Data for this exercise>
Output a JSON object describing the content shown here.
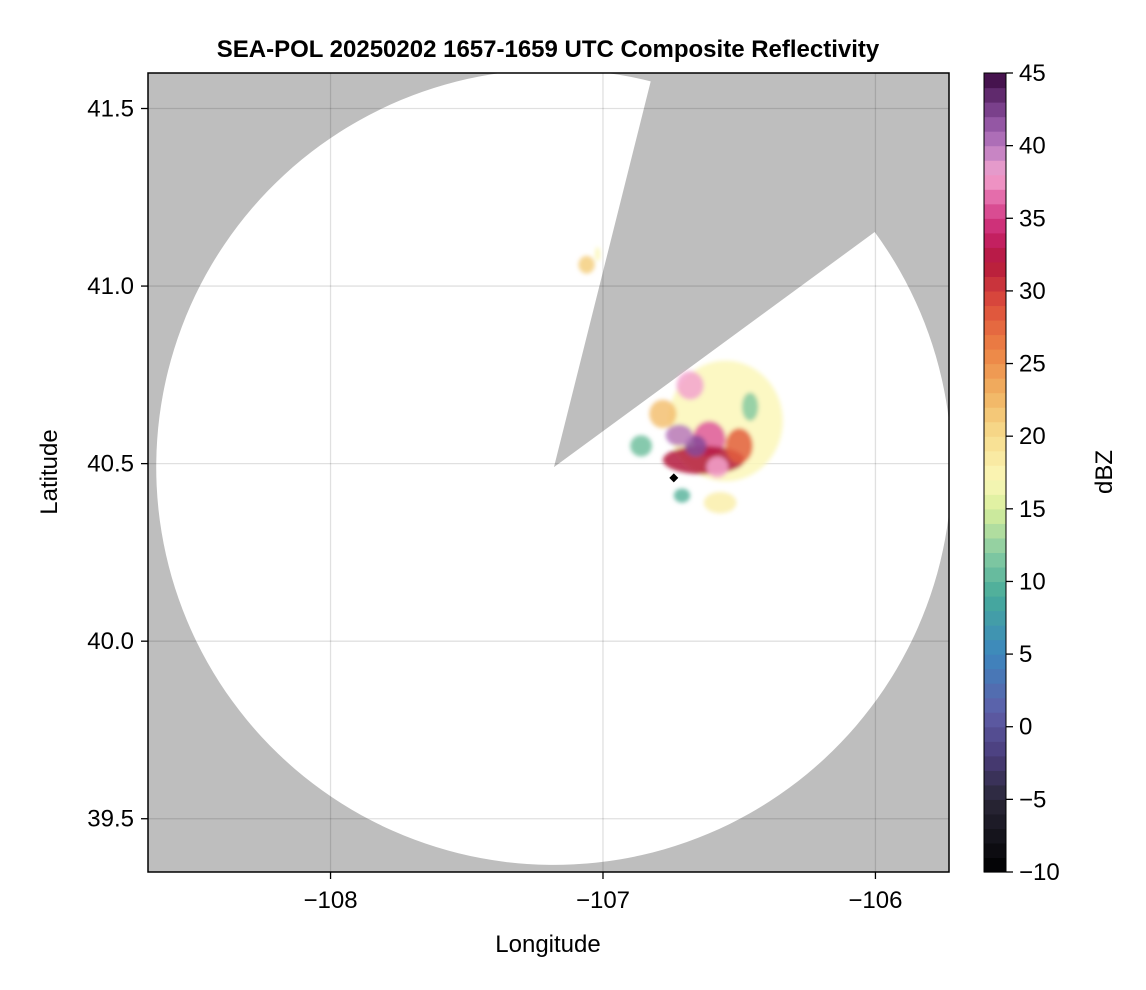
{
  "chart_data": {
    "type": "heatmap",
    "title": "SEA-POL 20250202 1657-1659 UTC Composite Reflectivity",
    "xlabel": "Longitude",
    "ylabel": "Latitude",
    "xlim": [
      -108.67,
      -105.73
    ],
    "ylim": [
      39.35,
      41.6
    ],
    "x_ticks": [
      -108,
      -107,
      -106
    ],
    "x_tick_labels": [
      "−108",
      "−107",
      "−106"
    ],
    "y_ticks": [
      39.5,
      40.0,
      40.5,
      41.0,
      41.5
    ],
    "y_tick_labels": [
      "39.5",
      "40.0",
      "40.5",
      "41.0",
      "41.5"
    ],
    "grid": true,
    "no_coverage_color": "#bebebe",
    "radar_site": {
      "lon": -107.18,
      "lat": 40.49,
      "max_range_lat_deg": 1.12
    },
    "blocked_sector": {
      "edge_points": [
        [
          -106.84,
          41.53
        ],
        [
          -106.06,
          41.12
        ]
      ]
    },
    "marker": {
      "lon": -106.74,
      "lat": 40.46,
      "shape": "diamond",
      "color": "#000000"
    },
    "echoes": [
      {
        "lon": -106.55,
        "lat": 40.62,
        "r_lon": 0.21,
        "r_lat": 0.17,
        "dbz": 17
      },
      {
        "lon": -106.68,
        "lat": 40.72,
        "r_lon": 0.05,
        "r_lat": 0.04,
        "dbz": 38
      },
      {
        "lon": -106.61,
        "lat": 40.57,
        "r_lon": 0.06,
        "r_lat": 0.05,
        "dbz": 36
      },
      {
        "lon": -106.63,
        "lat": 40.51,
        "r_lon": 0.15,
        "r_lat": 0.04,
        "dbz": 32
      },
      {
        "lon": -106.66,
        "lat": 40.55,
        "r_lon": 0.04,
        "r_lat": 0.03,
        "dbz": 42
      },
      {
        "lon": -106.72,
        "lat": 40.58,
        "r_lon": 0.05,
        "r_lat": 0.03,
        "dbz": 40
      },
      {
        "lon": -106.58,
        "lat": 40.49,
        "r_lon": 0.04,
        "r_lat": 0.03,
        "dbz": 38
      },
      {
        "lon": -106.5,
        "lat": 40.55,
        "r_lon": 0.05,
        "r_lat": 0.05,
        "dbz": 28
      },
      {
        "lon": -106.78,
        "lat": 40.64,
        "r_lon": 0.05,
        "r_lat": 0.04,
        "dbz": 22
      },
      {
        "lon": -106.86,
        "lat": 40.55,
        "r_lon": 0.04,
        "r_lat": 0.03,
        "dbz": 11
      },
      {
        "lon": -106.46,
        "lat": 40.66,
        "r_lon": 0.03,
        "r_lat": 0.04,
        "dbz": 12
      },
      {
        "lon": -106.57,
        "lat": 40.39,
        "r_lon": 0.06,
        "r_lat": 0.03,
        "dbz": 18
      },
      {
        "lon": -106.71,
        "lat": 40.41,
        "r_lon": 0.03,
        "r_lat": 0.02,
        "dbz": 10
      },
      {
        "lon": -107.06,
        "lat": 41.06,
        "r_lon": 0.03,
        "r_lat": 0.025,
        "dbz": 21
      },
      {
        "lon": -107.02,
        "lat": 41.09,
        "r_lon": 0.01,
        "r_lat": 0.02,
        "dbz": 17
      }
    ],
    "colorbar": {
      "label": "dBZ",
      "min": -10,
      "max": 45,
      "ticks": [
        -10,
        -5,
        0,
        5,
        10,
        15,
        20,
        25,
        30,
        35,
        40,
        45
      ],
      "tick_labels": [
        "−10",
        "−5",
        "0",
        "5",
        "10",
        "15",
        "20",
        "25",
        "30",
        "35",
        "40",
        "45"
      ],
      "colormap_stops": [
        {
          "value": -10,
          "color": "#000000"
        },
        {
          "value": -5,
          "color": "#2a2738"
        },
        {
          "value": -2,
          "color": "#4a3c7a"
        },
        {
          "value": 1,
          "color": "#5e5ea8"
        },
        {
          "value": 5,
          "color": "#3d86be"
        },
        {
          "value": 9,
          "color": "#46aa9a"
        },
        {
          "value": 12,
          "color": "#87cba2"
        },
        {
          "value": 15,
          "color": "#d8ef9c"
        },
        {
          "value": 17,
          "color": "#fbf7b8"
        },
        {
          "value": 20,
          "color": "#f7dd8e"
        },
        {
          "value": 23,
          "color": "#f1b262"
        },
        {
          "value": 26,
          "color": "#ec8244"
        },
        {
          "value": 29,
          "color": "#de4f3c"
        },
        {
          "value": 32,
          "color": "#b4183c"
        },
        {
          "value": 34,
          "color": "#c8236c"
        },
        {
          "value": 36,
          "color": "#df5a9f"
        },
        {
          "value": 38,
          "color": "#f3a5cf"
        },
        {
          "value": 40,
          "color": "#b97ac0"
        },
        {
          "value": 42,
          "color": "#874b9a"
        },
        {
          "value": 45,
          "color": "#39083f"
        }
      ]
    }
  }
}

To do>
Quote the material word for word, dropping any images it holds.

Task answer>
Output a JSON object describing the content shown here.
{
  "chart_data": {
    "type": "heatmap",
    "title": "SEA-POL 20250202 1657-1659 UTC Composite Reflectivity",
    "xlabel": "Longitude",
    "ylabel": "Latitude",
    "xlim": [
      -108.67,
      -105.73
    ],
    "ylim": [
      39.35,
      41.6
    ],
    "x_ticks": [
      -108,
      -107,
      -106
    ],
    "x_tick_labels": [
      "−108",
      "−107",
      "−106"
    ],
    "y_ticks": [
      39.5,
      40.0,
      40.5,
      41.0,
      41.5
    ],
    "y_tick_labels": [
      "39.5",
      "40.0",
      "40.5",
      "41.0",
      "41.5"
    ],
    "grid": true,
    "no_coverage_color": "#bebebe",
    "radar_site": {
      "lon": -107.18,
      "lat": 40.49,
      "max_range_lat_deg": 1.12
    },
    "blocked_sector": {
      "edge_points": [
        [
          -106.84,
          41.53
        ],
        [
          -106.06,
          41.12
        ]
      ]
    },
    "marker": {
      "lon": -106.74,
      "lat": 40.46,
      "shape": "diamond",
      "color": "#000000"
    },
    "echoes": [
      {
        "lon": -106.55,
        "lat": 40.62,
        "r_lon": 0.21,
        "r_lat": 0.17,
        "dbz": 17
      },
      {
        "lon": -106.68,
        "lat": 40.72,
        "r_lon": 0.05,
        "r_lat": 0.04,
        "dbz": 38
      },
      {
        "lon": -106.61,
        "lat": 40.57,
        "r_lon": 0.06,
        "r_lat": 0.05,
        "dbz": 36
      },
      {
        "lon": -106.63,
        "lat": 40.51,
        "r_lon": 0.15,
        "r_lat": 0.04,
        "dbz": 32
      },
      {
        "lon": -106.66,
        "lat": 40.55,
        "r_lon": 0.04,
        "r_lat": 0.03,
        "dbz": 42
      },
      {
        "lon": -106.72,
        "lat": 40.58,
        "r_lon": 0.05,
        "r_lat": 0.03,
        "dbz": 40
      },
      {
        "lon": -106.58,
        "lat": 40.49,
        "r_lon": 0.04,
        "r_lat": 0.03,
        "dbz": 38
      },
      {
        "lon": -106.5,
        "lat": 40.55,
        "r_lon": 0.05,
        "r_lat": 0.05,
        "dbz": 28
      },
      {
        "lon": -106.78,
        "lat": 40.64,
        "r_lon": 0.05,
        "r_lat": 0.04,
        "dbz": 22
      },
      {
        "lon": -106.86,
        "lat": 40.55,
        "r_lon": 0.04,
        "r_lat": 0.03,
        "dbz": 11
      },
      {
        "lon": -106.46,
        "lat": 40.66,
        "r_lon": 0.03,
        "r_lat": 0.04,
        "dbz": 12
      },
      {
        "lon": -106.57,
        "lat": 40.39,
        "r_lon": 0.06,
        "r_lat": 0.03,
        "dbz": 18
      },
      {
        "lon": -106.71,
        "lat": 40.41,
        "r_lon": 0.03,
        "r_lat": 0.02,
        "dbz": 10
      },
      {
        "lon": -107.06,
        "lat": 41.06,
        "r_lon": 0.03,
        "r_lat": 0.025,
        "dbz": 21
      },
      {
        "lon": -107.02,
        "lat": 41.09,
        "r_lon": 0.01,
        "r_lat": 0.02,
        "dbz": 17
      }
    ],
    "colorbar": {
      "label": "dBZ",
      "min": -10,
      "max": 45,
      "ticks": [
        -10,
        -5,
        0,
        5,
        10,
        15,
        20,
        25,
        30,
        35,
        40,
        45
      ],
      "tick_labels": [
        "−10",
        "−5",
        "0",
        "5",
        "10",
        "15",
        "20",
        "25",
        "30",
        "35",
        "40",
        "45"
      ],
      "colormap_stops": [
        {
          "value": -10,
          "color": "#000000"
        },
        {
          "value": -5,
          "color": "#2a2738"
        },
        {
          "value": -2,
          "color": "#4a3c7a"
        },
        {
          "value": 1,
          "color": "#5e5ea8"
        },
        {
          "value": 5,
          "color": "#3d86be"
        },
        {
          "value": 9,
          "color": "#46aa9a"
        },
        {
          "value": 12,
          "color": "#87cba2"
        },
        {
          "value": 15,
          "color": "#d8ef9c"
        },
        {
          "value": 17,
          "color": "#fbf7b8"
        },
        {
          "value": 20,
          "color": "#f7dd8e"
        },
        {
          "value": 23,
          "color": "#f1b262"
        },
        {
          "value": 26,
          "color": "#ec8244"
        },
        {
          "value": 29,
          "color": "#de4f3c"
        },
        {
          "value": 32,
          "color": "#b4183c"
        },
        {
          "value": 34,
          "color": "#c8236c"
        },
        {
          "value": 36,
          "color": "#df5a9f"
        },
        {
          "value": 38,
          "color": "#f3a5cf"
        },
        {
          "value": 40,
          "color": "#b97ac0"
        },
        {
          "value": 42,
          "color": "#874b9a"
        },
        {
          "value": 45,
          "color": "#39083f"
        }
      ]
    }
  }
}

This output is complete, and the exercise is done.